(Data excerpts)
========

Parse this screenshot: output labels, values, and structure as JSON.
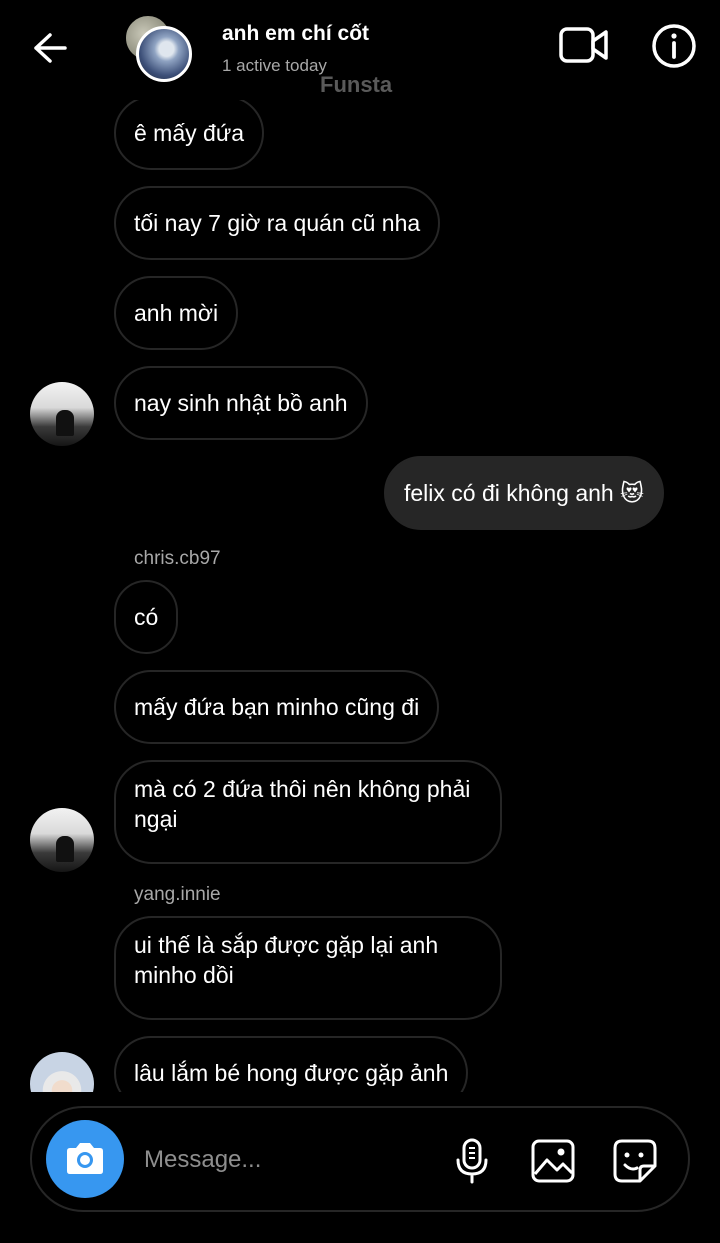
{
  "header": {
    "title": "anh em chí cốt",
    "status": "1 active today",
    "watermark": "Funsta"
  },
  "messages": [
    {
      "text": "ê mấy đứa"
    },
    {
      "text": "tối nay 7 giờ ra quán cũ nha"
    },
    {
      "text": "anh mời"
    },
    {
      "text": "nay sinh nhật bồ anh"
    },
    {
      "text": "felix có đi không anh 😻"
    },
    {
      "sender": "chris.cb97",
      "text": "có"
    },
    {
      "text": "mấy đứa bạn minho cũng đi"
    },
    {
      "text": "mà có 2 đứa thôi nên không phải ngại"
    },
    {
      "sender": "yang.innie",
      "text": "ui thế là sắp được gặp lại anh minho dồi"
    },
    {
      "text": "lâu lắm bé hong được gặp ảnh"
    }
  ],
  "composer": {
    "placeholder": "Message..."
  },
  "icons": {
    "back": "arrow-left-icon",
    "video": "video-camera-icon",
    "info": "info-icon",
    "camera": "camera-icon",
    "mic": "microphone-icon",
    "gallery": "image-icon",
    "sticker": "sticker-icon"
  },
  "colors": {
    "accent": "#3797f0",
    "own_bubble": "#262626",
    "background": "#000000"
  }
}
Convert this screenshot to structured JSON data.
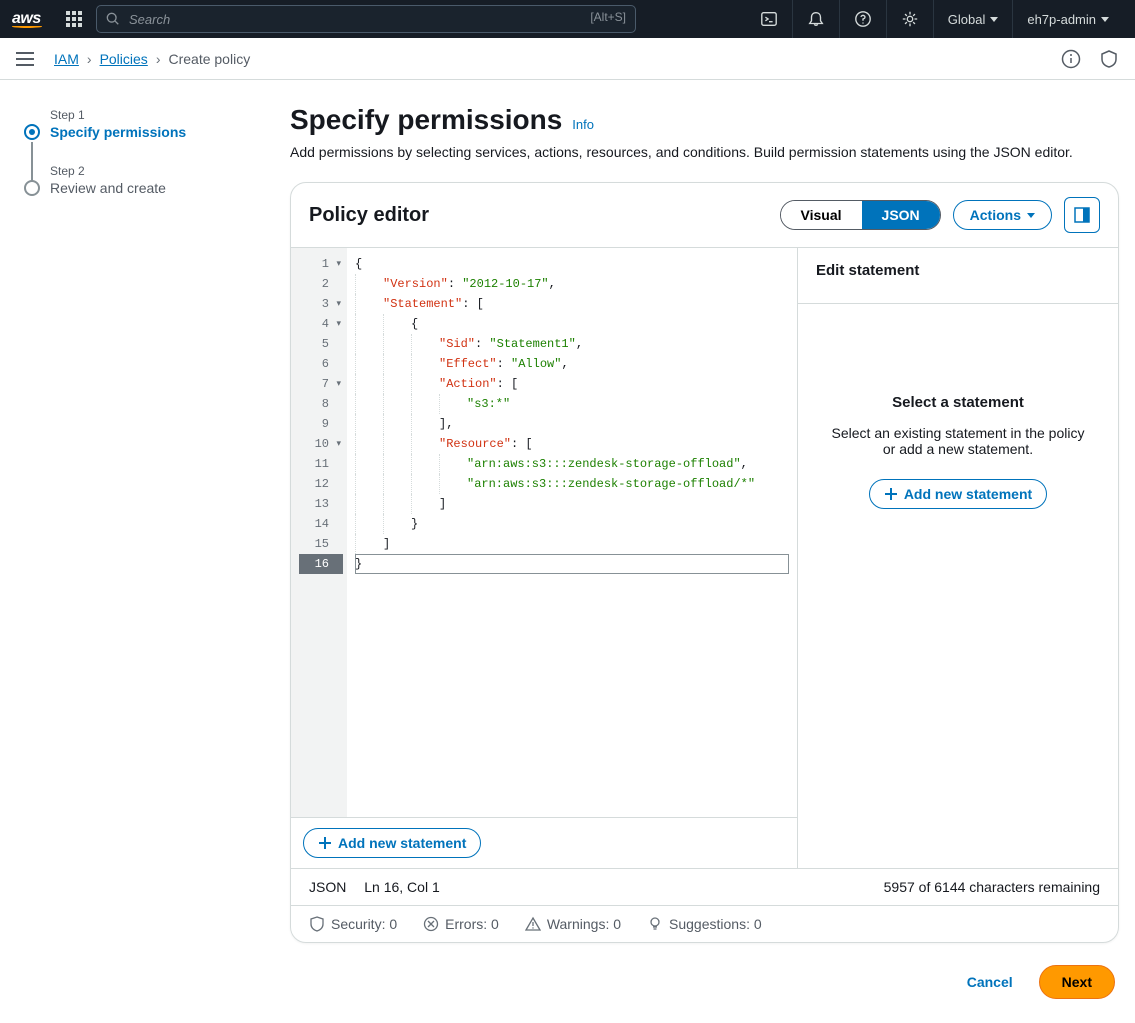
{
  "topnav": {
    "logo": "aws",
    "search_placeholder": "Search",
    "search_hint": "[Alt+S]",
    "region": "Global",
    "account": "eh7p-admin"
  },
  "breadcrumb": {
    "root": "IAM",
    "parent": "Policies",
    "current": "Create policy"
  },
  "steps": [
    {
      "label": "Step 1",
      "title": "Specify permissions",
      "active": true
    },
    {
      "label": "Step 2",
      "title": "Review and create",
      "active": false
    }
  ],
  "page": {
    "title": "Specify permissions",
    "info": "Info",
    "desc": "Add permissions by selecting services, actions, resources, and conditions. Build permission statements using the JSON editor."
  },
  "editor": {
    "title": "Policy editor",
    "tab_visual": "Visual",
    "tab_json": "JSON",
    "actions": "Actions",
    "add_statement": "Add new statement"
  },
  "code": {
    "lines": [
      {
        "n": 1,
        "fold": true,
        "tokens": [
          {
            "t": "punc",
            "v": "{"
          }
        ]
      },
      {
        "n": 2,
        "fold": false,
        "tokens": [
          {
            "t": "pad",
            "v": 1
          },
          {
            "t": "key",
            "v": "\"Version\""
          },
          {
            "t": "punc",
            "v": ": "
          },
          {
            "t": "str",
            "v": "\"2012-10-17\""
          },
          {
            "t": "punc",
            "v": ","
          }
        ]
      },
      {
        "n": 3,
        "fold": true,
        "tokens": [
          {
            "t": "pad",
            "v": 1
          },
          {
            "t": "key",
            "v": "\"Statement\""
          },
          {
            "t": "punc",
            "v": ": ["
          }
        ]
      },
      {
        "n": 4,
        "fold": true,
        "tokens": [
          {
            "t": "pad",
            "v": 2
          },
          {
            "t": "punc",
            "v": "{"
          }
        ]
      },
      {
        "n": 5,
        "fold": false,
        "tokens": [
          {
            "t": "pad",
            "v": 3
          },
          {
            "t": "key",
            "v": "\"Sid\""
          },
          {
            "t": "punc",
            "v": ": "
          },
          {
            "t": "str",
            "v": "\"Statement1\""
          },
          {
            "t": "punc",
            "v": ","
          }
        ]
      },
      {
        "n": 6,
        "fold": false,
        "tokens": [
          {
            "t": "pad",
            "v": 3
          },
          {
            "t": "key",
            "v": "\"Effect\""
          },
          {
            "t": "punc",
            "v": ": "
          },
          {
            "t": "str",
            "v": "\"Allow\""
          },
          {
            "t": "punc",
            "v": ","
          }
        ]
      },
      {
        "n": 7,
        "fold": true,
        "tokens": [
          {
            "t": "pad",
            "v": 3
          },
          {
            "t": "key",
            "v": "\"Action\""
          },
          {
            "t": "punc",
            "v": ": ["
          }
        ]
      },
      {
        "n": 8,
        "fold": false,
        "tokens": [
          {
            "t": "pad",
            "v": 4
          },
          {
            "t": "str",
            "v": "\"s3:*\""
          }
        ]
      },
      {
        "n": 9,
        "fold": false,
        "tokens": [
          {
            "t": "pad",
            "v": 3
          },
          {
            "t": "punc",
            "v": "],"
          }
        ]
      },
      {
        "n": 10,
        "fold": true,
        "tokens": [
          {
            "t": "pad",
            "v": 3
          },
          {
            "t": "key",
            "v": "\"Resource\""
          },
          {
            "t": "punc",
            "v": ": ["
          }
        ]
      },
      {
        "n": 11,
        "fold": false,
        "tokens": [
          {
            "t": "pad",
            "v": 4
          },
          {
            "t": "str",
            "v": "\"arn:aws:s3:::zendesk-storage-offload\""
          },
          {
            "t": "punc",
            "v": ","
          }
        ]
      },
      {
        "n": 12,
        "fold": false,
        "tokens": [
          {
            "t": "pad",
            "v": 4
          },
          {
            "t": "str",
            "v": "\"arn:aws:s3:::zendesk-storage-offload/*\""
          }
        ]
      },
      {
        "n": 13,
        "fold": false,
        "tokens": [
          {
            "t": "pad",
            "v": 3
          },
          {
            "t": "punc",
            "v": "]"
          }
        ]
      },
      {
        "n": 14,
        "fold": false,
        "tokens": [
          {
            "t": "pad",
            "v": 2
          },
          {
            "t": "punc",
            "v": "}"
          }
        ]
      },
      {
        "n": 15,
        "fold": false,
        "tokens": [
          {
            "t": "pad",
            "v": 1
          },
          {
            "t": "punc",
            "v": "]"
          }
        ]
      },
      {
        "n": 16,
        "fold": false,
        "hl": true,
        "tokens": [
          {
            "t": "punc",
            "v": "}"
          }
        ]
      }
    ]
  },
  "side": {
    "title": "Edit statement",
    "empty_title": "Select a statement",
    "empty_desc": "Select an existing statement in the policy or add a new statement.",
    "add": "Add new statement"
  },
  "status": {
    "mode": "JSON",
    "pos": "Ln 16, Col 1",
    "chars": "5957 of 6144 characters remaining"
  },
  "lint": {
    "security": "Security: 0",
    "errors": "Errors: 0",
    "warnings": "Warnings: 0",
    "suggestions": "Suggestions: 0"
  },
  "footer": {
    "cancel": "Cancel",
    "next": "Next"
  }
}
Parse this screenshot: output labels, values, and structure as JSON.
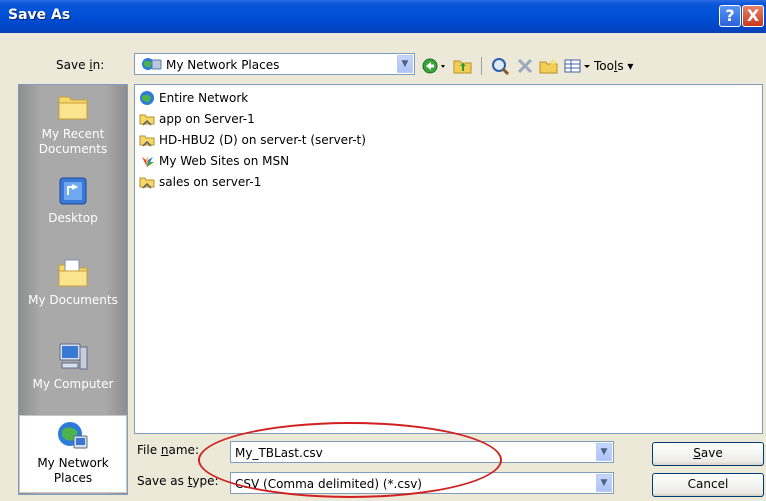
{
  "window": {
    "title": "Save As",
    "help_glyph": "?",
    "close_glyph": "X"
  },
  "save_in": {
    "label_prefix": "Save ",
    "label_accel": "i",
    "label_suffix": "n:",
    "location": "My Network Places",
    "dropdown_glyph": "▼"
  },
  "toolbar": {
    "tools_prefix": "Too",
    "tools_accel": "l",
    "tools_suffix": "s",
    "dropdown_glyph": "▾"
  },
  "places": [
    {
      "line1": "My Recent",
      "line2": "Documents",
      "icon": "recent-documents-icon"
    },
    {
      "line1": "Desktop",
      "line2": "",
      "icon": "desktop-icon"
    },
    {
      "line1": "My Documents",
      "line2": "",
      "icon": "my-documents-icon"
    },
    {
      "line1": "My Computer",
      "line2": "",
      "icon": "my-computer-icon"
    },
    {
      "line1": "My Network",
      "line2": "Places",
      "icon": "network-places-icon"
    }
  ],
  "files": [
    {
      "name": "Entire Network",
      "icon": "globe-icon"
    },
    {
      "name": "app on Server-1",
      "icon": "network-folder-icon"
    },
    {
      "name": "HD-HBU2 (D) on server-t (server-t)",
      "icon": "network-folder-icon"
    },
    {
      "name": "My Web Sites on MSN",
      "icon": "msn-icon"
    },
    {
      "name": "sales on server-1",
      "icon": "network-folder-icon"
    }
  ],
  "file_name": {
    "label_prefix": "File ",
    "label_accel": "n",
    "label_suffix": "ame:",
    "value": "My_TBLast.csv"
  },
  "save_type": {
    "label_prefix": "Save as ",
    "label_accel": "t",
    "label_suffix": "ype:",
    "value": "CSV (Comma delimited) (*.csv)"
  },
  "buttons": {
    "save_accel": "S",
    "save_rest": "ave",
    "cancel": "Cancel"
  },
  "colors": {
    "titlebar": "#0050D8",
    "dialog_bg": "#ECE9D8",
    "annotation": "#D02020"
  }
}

========

Search the listing for the word "Specify". Copy every line in which it occurs.

      "title": "Specify permissions",
    "title": "Specify permissions",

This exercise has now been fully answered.